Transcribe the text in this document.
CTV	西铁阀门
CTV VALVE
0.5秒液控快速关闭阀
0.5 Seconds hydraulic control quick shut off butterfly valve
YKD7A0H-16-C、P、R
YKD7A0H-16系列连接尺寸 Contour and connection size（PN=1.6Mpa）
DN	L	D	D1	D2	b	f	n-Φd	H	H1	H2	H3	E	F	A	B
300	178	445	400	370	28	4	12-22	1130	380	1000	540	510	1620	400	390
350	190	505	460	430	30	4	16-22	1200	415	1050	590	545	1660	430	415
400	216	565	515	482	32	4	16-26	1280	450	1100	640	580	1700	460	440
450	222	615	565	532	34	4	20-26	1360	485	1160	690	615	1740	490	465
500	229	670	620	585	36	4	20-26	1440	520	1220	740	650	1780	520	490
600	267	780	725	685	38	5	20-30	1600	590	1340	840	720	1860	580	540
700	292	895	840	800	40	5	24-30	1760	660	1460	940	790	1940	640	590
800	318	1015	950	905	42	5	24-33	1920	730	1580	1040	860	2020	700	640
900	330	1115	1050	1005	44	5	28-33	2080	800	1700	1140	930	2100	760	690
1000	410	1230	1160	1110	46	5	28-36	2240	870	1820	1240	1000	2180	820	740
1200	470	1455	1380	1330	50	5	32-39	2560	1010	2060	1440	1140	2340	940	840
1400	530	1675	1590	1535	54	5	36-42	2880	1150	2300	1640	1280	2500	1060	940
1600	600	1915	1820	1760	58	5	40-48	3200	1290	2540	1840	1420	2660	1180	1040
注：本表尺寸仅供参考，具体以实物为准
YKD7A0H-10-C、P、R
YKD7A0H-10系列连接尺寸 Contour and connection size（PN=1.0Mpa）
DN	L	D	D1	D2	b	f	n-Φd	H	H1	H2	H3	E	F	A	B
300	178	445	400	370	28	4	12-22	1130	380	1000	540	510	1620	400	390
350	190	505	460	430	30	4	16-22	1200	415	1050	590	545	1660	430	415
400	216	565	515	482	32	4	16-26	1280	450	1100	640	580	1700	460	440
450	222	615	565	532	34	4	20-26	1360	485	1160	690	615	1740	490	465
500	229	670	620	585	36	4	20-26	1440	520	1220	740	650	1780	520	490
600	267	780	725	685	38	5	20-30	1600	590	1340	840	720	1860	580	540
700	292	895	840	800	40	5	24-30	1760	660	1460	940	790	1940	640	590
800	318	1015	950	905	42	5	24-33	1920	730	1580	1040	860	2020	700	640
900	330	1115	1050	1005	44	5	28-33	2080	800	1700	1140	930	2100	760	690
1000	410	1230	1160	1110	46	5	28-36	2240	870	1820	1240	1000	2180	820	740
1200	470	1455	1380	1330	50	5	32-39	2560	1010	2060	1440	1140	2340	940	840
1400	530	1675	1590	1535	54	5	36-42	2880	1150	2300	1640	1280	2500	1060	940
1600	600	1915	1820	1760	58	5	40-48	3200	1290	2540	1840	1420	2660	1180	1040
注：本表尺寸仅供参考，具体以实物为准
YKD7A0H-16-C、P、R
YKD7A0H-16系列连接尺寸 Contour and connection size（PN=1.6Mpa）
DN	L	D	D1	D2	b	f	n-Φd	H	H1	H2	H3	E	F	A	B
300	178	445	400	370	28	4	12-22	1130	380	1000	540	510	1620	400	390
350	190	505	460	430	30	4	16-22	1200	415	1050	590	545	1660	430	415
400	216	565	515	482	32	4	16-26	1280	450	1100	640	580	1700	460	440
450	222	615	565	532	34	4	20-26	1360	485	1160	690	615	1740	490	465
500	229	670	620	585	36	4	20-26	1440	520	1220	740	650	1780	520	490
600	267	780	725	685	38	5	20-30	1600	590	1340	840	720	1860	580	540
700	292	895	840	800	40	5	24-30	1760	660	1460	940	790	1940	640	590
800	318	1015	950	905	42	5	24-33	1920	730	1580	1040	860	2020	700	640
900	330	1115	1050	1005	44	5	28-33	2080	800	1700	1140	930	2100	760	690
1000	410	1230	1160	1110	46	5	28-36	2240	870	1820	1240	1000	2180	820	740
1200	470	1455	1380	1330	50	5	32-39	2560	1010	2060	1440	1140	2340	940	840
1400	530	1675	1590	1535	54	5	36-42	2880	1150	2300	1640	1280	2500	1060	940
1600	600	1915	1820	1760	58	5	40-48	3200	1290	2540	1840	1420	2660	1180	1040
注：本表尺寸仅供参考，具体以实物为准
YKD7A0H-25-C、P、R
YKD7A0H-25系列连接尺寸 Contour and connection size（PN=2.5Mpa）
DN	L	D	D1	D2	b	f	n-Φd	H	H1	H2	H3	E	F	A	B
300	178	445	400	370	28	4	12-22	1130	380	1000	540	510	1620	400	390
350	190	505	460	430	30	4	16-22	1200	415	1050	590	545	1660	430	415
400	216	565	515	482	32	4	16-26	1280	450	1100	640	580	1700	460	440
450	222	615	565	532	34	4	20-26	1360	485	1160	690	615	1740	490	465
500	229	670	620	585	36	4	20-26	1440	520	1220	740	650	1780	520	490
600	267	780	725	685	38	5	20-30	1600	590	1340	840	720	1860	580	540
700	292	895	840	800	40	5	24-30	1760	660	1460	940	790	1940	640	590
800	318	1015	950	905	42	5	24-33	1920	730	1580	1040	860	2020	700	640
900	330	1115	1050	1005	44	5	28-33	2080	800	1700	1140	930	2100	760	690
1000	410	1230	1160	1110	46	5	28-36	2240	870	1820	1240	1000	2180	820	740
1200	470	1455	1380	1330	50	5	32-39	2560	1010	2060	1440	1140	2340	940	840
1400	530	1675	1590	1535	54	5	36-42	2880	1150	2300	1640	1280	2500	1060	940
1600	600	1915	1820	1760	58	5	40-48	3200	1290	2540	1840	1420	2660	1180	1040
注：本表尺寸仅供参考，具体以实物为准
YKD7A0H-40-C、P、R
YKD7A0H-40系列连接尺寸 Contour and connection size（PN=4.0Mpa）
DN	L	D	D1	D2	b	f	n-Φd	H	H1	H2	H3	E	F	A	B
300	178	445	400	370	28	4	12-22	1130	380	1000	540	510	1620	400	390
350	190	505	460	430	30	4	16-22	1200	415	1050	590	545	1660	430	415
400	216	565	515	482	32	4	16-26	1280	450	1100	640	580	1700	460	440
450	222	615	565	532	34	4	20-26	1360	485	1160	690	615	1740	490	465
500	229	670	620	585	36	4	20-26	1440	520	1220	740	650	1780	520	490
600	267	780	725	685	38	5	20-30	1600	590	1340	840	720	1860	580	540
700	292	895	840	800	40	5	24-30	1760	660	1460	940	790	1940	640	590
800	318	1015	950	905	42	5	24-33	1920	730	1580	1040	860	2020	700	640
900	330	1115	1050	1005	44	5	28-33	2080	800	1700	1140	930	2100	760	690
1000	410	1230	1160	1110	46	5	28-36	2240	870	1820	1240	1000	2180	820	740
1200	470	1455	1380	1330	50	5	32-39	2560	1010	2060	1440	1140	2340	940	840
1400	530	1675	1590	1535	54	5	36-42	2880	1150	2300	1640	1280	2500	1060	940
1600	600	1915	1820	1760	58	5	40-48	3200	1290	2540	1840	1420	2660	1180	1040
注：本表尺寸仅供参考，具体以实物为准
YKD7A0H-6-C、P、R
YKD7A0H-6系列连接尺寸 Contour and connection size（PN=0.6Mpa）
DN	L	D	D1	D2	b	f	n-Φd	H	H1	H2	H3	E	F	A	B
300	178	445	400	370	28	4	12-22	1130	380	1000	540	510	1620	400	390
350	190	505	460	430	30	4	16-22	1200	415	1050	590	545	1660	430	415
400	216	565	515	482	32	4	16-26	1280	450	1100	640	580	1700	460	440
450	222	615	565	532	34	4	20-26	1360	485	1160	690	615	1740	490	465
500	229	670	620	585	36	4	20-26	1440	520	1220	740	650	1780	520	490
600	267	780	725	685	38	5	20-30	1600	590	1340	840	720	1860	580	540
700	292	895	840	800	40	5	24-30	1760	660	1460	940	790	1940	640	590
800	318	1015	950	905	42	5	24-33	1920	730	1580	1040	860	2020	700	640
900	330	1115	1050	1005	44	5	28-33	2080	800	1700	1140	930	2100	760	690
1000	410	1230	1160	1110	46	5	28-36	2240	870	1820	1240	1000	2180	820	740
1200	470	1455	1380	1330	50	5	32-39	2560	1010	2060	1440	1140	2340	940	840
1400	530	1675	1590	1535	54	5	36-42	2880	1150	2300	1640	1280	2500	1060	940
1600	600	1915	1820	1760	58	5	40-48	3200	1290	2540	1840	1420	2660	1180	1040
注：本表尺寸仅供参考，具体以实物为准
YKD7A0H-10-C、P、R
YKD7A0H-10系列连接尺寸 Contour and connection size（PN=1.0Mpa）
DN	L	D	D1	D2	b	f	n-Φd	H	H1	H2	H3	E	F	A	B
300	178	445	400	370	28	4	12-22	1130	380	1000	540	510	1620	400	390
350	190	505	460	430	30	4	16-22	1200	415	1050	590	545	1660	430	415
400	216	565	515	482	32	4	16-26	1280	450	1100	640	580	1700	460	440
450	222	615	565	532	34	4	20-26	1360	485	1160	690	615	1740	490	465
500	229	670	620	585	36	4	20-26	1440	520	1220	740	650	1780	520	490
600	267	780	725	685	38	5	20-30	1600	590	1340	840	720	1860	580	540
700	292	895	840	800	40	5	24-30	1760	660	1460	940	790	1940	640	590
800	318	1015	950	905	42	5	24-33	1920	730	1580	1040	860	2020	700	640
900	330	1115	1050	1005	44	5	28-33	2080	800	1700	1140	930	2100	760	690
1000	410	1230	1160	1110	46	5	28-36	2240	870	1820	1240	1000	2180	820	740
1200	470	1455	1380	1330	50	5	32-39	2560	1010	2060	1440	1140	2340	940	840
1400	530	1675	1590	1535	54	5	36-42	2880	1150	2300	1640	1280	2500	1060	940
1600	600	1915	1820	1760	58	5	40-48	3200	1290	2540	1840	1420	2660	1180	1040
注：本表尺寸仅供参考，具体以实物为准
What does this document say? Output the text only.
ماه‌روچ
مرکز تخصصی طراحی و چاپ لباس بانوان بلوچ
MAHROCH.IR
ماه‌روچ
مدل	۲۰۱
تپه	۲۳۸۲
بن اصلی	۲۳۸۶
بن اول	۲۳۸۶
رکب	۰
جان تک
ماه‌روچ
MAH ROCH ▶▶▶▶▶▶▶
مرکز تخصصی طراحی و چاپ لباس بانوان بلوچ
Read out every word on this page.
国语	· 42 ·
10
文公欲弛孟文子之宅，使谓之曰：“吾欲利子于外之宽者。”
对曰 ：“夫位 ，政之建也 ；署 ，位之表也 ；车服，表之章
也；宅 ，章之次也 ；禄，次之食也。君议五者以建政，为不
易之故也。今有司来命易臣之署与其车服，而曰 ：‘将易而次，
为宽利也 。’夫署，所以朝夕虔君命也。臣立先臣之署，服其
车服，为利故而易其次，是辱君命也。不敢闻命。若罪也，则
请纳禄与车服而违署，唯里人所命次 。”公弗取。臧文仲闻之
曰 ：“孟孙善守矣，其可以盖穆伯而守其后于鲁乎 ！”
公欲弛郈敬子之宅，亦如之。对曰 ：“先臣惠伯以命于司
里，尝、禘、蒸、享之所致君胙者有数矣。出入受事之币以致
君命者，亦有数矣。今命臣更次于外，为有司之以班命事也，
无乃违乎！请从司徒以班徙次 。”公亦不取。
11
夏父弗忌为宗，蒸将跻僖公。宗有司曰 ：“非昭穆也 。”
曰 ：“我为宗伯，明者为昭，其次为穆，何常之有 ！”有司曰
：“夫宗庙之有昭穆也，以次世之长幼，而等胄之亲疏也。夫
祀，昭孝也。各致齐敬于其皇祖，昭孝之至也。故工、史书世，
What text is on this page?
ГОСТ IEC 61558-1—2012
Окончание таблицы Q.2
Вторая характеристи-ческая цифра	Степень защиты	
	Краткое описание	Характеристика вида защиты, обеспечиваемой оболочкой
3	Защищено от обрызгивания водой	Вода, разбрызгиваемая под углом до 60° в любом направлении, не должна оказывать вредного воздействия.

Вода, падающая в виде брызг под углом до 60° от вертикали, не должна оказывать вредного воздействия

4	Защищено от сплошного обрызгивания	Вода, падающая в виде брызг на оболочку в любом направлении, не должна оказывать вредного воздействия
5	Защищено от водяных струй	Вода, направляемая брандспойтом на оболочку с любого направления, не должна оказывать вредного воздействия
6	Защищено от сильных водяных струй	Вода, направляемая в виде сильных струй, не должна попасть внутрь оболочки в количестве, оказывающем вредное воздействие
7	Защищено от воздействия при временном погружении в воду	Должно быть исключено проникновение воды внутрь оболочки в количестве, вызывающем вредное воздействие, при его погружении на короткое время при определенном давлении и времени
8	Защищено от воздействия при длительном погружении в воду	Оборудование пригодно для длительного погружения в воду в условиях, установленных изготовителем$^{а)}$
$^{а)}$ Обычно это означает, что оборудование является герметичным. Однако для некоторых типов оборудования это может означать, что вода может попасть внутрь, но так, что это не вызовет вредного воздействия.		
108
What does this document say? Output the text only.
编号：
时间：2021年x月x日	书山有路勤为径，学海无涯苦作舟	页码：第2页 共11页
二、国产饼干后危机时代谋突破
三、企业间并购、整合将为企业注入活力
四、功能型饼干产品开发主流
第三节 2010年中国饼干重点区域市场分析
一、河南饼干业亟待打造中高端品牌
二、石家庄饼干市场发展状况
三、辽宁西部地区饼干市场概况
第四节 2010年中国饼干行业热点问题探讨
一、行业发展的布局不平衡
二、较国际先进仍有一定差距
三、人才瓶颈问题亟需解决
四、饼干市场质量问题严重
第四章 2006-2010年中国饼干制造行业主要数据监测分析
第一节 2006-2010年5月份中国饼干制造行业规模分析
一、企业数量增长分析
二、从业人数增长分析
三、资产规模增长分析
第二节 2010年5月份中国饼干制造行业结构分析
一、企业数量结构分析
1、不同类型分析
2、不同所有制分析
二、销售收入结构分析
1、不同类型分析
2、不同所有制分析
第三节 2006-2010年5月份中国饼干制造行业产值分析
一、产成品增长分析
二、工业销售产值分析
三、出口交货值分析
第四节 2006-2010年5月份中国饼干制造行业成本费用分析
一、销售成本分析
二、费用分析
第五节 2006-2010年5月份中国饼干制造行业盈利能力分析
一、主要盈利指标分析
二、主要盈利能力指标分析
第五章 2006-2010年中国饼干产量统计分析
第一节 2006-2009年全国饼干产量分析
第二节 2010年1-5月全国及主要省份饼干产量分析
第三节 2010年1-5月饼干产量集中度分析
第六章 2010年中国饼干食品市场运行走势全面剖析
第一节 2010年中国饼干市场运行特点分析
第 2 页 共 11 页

▬▬▬▬▬▬

--- WHAT IS NEEDED ---
In the entries above, how many lines contain the word "струй"? Answer with the number only.

--- WRITTEN REPLY ---
2